Given problem:
Exactly reproduce the lines that follow.

Dataset items
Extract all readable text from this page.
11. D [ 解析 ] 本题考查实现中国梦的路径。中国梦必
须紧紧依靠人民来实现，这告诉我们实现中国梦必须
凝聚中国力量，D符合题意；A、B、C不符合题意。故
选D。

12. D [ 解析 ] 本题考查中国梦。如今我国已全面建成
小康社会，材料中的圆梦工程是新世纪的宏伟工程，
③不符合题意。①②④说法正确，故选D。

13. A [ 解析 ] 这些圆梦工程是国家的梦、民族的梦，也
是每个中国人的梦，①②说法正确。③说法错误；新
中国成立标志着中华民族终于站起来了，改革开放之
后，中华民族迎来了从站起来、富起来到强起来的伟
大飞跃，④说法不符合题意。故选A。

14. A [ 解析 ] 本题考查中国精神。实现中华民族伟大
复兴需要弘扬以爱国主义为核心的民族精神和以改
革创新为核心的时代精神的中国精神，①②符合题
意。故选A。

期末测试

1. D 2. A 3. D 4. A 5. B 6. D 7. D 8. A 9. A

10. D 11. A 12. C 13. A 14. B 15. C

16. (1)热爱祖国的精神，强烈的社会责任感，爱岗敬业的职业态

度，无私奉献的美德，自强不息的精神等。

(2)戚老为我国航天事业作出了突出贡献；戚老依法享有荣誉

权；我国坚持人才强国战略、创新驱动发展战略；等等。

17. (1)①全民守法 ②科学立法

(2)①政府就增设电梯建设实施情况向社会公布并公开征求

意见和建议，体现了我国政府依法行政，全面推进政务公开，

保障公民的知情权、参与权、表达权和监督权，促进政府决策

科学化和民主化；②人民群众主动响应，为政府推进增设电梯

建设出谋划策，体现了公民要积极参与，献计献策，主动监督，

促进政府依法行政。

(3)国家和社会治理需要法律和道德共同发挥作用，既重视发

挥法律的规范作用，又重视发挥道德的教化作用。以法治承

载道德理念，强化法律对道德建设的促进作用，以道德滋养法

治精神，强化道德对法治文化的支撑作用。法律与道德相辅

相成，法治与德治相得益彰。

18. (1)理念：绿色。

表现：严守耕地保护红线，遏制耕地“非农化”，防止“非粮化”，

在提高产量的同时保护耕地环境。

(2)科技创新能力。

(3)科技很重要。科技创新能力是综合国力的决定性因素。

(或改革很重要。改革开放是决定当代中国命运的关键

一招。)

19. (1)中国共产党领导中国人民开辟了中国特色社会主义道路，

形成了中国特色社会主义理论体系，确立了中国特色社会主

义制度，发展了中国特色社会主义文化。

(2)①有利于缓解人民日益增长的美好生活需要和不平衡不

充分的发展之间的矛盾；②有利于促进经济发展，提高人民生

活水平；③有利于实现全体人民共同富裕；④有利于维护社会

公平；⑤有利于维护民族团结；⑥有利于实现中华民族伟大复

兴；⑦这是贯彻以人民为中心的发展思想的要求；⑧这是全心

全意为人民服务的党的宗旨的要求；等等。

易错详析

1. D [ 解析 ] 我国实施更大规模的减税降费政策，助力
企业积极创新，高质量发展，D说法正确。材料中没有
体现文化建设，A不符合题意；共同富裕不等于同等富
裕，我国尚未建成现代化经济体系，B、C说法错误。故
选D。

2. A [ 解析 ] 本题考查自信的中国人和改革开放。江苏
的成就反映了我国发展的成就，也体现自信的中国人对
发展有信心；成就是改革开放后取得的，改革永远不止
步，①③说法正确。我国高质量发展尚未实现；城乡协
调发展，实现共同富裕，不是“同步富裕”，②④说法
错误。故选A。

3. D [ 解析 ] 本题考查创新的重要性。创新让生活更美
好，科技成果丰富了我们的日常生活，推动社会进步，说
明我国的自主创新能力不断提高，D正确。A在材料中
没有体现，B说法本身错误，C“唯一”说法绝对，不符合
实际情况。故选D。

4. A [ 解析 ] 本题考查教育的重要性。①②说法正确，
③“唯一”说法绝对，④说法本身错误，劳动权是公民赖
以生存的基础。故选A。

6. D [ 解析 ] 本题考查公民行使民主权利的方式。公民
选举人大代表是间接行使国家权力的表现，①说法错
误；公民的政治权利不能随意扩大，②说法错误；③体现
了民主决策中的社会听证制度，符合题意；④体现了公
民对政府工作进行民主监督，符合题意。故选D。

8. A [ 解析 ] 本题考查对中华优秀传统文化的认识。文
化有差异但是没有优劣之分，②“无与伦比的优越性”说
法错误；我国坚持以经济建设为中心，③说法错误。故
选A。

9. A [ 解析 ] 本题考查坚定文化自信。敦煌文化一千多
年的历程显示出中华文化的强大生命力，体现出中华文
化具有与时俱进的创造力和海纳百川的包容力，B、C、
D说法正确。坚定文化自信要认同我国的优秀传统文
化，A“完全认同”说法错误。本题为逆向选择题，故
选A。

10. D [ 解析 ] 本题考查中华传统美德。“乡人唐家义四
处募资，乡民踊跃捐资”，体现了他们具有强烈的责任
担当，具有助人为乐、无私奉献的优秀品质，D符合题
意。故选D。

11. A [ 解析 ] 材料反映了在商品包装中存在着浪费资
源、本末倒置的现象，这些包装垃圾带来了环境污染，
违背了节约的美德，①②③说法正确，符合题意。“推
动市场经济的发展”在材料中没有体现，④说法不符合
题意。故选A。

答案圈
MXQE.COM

Answer for this exercise:
Extract all readable text from this page.
11. D [ 解析 ] 本题考查实现中国梦的路径。中国梦必
须紧紧依靠人民来实现，这告诉我们实现中国梦必须
凝聚中国力量，D符合题意；A、B、C不符合题意。故
选D。

12. D [ 解析 ] 本题考查中国梦。如今我国已全面建成
小康社会，材料中的圆梦工程是新世纪的宏伟工程，
③不符合题意。①②④说法正确，故选D。

13. A [ 解析 ] 这些圆梦工程是国家的梦、民族的梦，也
是每个中国人的梦，①②说法正确。③说法错误；新
中国成立标志着中华民族终于站起来了，改革开放之
后，中华民族迎来了从站起来、富起来到强起来的伟
大飞跃，④说法不符合题意。故选A。

14. A [ 解析 ] 本题考查中国精神。实现中华民族伟大
复兴需要弘扬以爱国主义为核心的民族精神和以改
革创新为核心的时代精神的中国精神，①②符合题
意。故选A。

期末测试

1. D 2. A 3. D 4. A 5. B 6. D 7. D 8. A 9. A

10. D 11. A 12. C 13. A 14. B 15. C

16. (1)热爱祖国的精神，强烈的社会责任感，爱岗敬业的职业态

度，无私奉献的美德，自强不息的精神等。

(2)戚老为我国航天事业作出了突出贡献；戚老依法享有荣誉

权；我国坚持人才强国战略、创新驱动发展战略；等等。

17. (1)①全民守法 ②科学立法

(2)①政府就增设电梯建设实施情况向社会公布并公开征求

意见和建议，体现了我国政府依法行政，全面推进政务公开，

保障公民的知情权、参与权、表达权和监督权，促进政府决策

科学化和民主化；②人民群众主动响应，为政府推进增设电梯

建设出谋划策，体现了公民要积极参与，献计献策，主动监督，

促进政府依法行政。

(3)国家和社会治理需要法律和道德共同发挥作用，既重视发

挥法律的规范作用，又重视发挥道德的教化作用。以法治承

载道德理念，强化法律对道德建设的促进作用，以道德滋养法

治精神，强化道德对法治文化的支撑作用。法律与道德相辅

相成，法治与德治相得益彰。

18. (1)理念：绿色。

表现：严守耕地保护红线，遏制耕地“非农化”，防止“非粮化”，

在提高产量的同时保护耕地环境。

(2)科技创新能力。

(3)科技很重要。科技创新能力是综合国力的决定性因素。

(或改革很重要。改革开放是决定当代中国命运的关键

一招。)

19. (1)中国共产党领导中国人民开辟了中国特色社会主义道路，

形成了中国特色社会主义理论体系，确立了中国特色社会主

义制度，发展了中国特色社会主义文化。

(2)①有利于缓解人民日益增长的美好生活需要和不平衡不

充分的发展之间的矛盾；②有利于促进经济发展，提高人民生

活水平；③有利于实现全体人民共同富裕；④有利于维护社会

公平；⑤有利于维护民族团结；⑥有利于实现中华民族伟大复

兴；⑦这是贯彻以人民为中心的发展思想的要求；⑧这是全心

全意为人民服务的党的宗旨的要求；等等。

易错详析

1. D [ 解析 ] 我国实施更大规模的减税降费政策，助力
企业积极创新，高质量发展，D说法正确。材料中没有
体现文化建设，A不符合题意；共同富裕不等于同等富
裕，我国尚未建成现代化经济体系，B、C说法错误。故
选D。

2. A [ 解析 ] 本题考查自信的中国人和改革开放。江苏
的成就反映了我国发展的成就，也体现自信的中国人对
发展有信心；成就是改革开放后取得的，改革永远不止
步，①③说法正确。我国高质量发展尚未实现；城乡协
调发展，实现共同富裕，不是“同步富裕”，②④说法
错误。故选A。

3. D [ 解析 ] 本题考查创新的重要性。创新让生活更美
好，科技成果丰富了我们的日常生活，推动社会进步，说
明我国的自主创新能力不断提高，D正确。A在材料中
没有体现，B说法本身错误，C“唯一”说法绝对，不符合
实际情况。故选D。

4. A [ 解析 ] 本题考查教育的重要性。①②说法正确，
③“唯一”说法绝对，④说法本身错误，劳动权是公民赖
以生存的基础。故选A。

6. D [ 解析 ] 本题考查公民行使民主权利的方式。公民
选举人大代表是间接行使国家权力的表现，①说法错
误；公民的政治权利不能随意扩大，②说法错误；③体现
了民主决策中的社会听证制度，符合题意；④体现了公
民对政府工作进行民主监督，符合题意。故选D。

8. A [ 解析 ] 本题考查对中华优秀传统文化的认识。文
化有差异但是没有优劣之分，②“无与伦比的优越性”说
法错误；我国坚持以经济建设为中心，③说法错误。故
选A。

9. A [ 解析 ] 本题考查坚定文化自信。敦煌文化一千多
年的历程显示出中华文化的强大生命力，体现出中华文
化具有与时俱进的创造力和海纳百川的包容力，B、C、
D说法正确。坚定文化自信要认同我国的优秀传统文
化，A“完全认同”说法错误。本题为逆向选择题，故
选A。

10. D [ 解析 ] 本题考查中华传统美德。“乡人唐家义四
处募资，乡民踊跃捐资”，体现了他们具有强烈的责任
担当，具有助人为乐、无私奉献的优秀品质，D符合题
意。故选D。

11. A [ 解析 ] 材料反映了在商品包装中存在着浪费资
源、本末倒置的现象，这些包装垃圾带来了环境污染，
违背了节约的美德，①②③说法正确，符合题意。“推
动市场经济的发展”在材料中没有体现，④说法不符合
题意。故选A。

答案圈
MXQE.COM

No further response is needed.